> Provided entries:
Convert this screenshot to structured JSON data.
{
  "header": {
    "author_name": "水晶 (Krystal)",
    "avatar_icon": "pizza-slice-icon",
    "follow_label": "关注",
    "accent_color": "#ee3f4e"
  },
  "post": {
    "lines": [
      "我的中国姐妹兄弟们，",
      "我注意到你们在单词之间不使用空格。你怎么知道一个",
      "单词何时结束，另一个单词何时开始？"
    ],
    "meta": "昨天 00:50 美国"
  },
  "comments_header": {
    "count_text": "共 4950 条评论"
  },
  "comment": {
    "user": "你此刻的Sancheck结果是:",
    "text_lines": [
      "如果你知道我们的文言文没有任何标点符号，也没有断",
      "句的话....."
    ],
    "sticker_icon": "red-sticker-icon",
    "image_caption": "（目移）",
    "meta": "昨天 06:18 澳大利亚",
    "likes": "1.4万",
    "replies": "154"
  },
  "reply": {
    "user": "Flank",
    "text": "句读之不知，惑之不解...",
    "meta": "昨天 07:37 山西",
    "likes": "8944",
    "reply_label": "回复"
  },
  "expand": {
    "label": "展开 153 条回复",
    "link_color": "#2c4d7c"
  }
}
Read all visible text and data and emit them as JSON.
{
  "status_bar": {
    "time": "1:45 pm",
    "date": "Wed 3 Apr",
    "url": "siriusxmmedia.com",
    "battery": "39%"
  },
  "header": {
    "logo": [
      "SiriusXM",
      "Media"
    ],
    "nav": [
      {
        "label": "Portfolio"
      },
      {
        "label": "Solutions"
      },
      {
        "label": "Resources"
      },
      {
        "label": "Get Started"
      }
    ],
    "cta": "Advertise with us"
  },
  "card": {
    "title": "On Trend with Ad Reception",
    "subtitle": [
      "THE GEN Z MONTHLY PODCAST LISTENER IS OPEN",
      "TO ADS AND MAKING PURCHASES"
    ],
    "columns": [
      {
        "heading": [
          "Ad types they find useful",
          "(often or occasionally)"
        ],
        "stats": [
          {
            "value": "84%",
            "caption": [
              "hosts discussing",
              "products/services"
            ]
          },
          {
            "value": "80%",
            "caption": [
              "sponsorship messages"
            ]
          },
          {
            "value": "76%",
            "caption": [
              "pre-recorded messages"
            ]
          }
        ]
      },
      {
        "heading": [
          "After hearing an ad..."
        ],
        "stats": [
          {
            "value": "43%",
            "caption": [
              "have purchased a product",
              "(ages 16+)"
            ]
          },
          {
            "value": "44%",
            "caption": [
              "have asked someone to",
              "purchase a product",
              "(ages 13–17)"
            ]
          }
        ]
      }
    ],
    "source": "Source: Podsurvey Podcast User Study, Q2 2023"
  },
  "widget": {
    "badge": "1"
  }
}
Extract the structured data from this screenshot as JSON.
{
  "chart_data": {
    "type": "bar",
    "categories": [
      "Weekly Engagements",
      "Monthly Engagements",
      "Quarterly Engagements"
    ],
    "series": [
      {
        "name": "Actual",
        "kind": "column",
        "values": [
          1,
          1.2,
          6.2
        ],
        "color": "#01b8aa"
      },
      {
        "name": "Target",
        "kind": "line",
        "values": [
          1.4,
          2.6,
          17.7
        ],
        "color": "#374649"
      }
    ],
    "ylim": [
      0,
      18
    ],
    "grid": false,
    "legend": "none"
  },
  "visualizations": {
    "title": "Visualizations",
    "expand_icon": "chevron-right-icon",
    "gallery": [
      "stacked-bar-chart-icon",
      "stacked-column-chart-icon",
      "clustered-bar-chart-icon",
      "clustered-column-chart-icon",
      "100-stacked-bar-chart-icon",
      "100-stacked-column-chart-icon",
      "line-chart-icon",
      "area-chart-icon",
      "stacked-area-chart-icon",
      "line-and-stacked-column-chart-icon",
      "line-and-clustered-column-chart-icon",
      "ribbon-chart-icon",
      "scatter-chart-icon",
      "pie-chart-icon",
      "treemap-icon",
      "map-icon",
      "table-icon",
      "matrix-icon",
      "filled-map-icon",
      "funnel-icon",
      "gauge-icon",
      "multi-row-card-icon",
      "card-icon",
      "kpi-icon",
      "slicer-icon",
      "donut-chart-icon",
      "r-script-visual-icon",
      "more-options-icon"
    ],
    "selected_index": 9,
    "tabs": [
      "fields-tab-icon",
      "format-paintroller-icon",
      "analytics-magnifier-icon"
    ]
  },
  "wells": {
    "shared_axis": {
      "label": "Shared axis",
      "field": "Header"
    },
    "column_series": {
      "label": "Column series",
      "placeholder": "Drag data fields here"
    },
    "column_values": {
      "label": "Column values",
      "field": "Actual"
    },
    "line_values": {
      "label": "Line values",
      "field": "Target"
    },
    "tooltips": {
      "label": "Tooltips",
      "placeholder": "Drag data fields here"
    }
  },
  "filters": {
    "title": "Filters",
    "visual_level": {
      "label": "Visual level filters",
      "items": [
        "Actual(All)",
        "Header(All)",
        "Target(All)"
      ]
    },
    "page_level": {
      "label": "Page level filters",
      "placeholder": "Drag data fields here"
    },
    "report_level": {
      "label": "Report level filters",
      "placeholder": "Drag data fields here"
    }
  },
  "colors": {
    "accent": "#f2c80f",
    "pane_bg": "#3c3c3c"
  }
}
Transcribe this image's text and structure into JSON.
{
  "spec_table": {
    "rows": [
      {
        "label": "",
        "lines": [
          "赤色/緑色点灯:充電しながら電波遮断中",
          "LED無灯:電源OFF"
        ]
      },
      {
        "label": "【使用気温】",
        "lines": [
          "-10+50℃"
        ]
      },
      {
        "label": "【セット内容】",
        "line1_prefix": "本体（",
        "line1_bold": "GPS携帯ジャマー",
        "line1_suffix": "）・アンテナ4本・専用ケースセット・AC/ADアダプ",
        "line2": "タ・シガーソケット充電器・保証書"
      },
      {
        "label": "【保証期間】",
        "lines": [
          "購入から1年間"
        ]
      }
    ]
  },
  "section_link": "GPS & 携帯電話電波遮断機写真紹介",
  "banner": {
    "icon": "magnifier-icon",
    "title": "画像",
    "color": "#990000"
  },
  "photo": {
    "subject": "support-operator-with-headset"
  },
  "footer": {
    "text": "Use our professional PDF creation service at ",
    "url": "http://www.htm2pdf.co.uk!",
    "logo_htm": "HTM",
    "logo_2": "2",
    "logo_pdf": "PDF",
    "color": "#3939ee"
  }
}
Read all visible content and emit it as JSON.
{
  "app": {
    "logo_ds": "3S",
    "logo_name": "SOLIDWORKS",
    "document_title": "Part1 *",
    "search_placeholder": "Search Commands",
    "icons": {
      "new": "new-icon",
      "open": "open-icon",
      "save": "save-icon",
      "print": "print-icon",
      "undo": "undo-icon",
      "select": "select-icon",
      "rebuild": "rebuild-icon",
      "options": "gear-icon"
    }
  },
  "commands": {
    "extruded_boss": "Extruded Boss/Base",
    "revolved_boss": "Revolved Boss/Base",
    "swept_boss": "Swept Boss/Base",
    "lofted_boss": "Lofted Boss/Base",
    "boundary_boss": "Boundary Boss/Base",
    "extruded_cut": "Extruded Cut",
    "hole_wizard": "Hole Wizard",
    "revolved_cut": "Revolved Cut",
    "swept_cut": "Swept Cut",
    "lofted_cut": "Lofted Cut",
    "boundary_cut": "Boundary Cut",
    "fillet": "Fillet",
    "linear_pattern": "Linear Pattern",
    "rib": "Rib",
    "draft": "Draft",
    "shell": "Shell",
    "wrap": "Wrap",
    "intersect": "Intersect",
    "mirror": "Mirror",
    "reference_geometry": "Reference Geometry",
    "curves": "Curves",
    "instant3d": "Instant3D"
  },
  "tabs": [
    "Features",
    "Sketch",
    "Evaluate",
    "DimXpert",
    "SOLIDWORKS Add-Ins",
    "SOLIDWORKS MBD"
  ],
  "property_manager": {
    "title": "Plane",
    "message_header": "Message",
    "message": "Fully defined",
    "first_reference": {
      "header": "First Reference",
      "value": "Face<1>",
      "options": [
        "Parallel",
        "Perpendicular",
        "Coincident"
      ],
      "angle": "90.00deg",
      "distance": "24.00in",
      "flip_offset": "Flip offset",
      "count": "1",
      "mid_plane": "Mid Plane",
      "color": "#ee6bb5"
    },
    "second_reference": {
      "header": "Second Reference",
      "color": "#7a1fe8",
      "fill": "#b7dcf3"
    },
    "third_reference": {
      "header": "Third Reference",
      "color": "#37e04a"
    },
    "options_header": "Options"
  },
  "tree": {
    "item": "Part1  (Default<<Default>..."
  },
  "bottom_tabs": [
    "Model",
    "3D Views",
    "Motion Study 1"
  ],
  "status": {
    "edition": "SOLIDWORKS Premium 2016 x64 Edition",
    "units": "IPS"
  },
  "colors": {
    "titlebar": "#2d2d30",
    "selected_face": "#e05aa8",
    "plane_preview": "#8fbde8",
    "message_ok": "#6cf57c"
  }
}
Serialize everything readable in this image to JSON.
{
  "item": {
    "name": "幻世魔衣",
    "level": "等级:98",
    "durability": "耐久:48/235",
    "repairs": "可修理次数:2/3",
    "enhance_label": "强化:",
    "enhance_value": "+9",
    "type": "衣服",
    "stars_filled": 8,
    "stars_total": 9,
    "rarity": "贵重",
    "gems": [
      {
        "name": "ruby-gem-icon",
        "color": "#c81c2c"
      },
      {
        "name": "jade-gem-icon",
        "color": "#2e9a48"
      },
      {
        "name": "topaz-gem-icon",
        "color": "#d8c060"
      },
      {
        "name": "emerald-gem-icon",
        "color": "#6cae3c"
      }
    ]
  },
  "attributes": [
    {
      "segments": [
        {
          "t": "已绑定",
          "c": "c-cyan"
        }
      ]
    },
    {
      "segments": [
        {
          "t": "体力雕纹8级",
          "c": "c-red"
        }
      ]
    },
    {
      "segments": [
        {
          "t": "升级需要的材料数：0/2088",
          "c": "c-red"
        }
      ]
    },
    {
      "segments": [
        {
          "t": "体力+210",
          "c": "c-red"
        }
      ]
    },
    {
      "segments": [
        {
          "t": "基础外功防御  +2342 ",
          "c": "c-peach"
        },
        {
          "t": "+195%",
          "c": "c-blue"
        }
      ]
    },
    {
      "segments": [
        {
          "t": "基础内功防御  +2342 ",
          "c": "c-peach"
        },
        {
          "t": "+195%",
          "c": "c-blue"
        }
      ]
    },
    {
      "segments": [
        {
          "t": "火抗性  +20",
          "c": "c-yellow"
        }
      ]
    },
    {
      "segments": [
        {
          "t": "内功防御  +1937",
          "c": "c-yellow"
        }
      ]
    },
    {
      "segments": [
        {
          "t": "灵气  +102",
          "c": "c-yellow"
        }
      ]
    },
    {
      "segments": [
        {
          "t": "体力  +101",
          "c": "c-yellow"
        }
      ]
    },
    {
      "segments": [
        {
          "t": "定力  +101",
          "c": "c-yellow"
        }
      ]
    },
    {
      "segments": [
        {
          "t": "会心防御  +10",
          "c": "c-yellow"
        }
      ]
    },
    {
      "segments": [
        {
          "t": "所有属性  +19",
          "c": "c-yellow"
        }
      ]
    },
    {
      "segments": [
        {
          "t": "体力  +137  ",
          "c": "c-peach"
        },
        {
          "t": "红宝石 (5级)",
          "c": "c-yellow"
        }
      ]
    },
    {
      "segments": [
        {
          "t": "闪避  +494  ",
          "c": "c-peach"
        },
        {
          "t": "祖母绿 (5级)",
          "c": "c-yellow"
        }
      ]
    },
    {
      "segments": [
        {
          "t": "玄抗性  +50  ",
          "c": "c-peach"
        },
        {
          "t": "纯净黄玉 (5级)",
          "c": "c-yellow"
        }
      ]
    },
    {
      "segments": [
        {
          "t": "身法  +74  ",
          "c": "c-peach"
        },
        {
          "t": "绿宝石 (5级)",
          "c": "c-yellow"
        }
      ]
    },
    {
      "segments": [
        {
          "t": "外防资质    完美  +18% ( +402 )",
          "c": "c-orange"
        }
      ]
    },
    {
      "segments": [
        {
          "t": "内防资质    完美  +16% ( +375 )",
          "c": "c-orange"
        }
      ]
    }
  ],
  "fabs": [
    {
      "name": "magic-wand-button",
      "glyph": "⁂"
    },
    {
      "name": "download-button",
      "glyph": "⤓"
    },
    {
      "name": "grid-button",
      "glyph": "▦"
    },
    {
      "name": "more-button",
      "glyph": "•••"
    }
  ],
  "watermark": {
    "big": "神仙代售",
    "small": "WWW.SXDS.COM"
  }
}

> Written task: Where a line of the records above holds the word "JSON", copy that line.

> Reply to the exercise:
Convert this screenshot to structured JSON data.
Read all visible text and data and emit them as JSON.
Extract the structured data from this screenshot as JSON.
Transcribe this image's text and structure into JSON.
Read all visible content and emit it as JSON.
Serialize everything readable in this image to JSON.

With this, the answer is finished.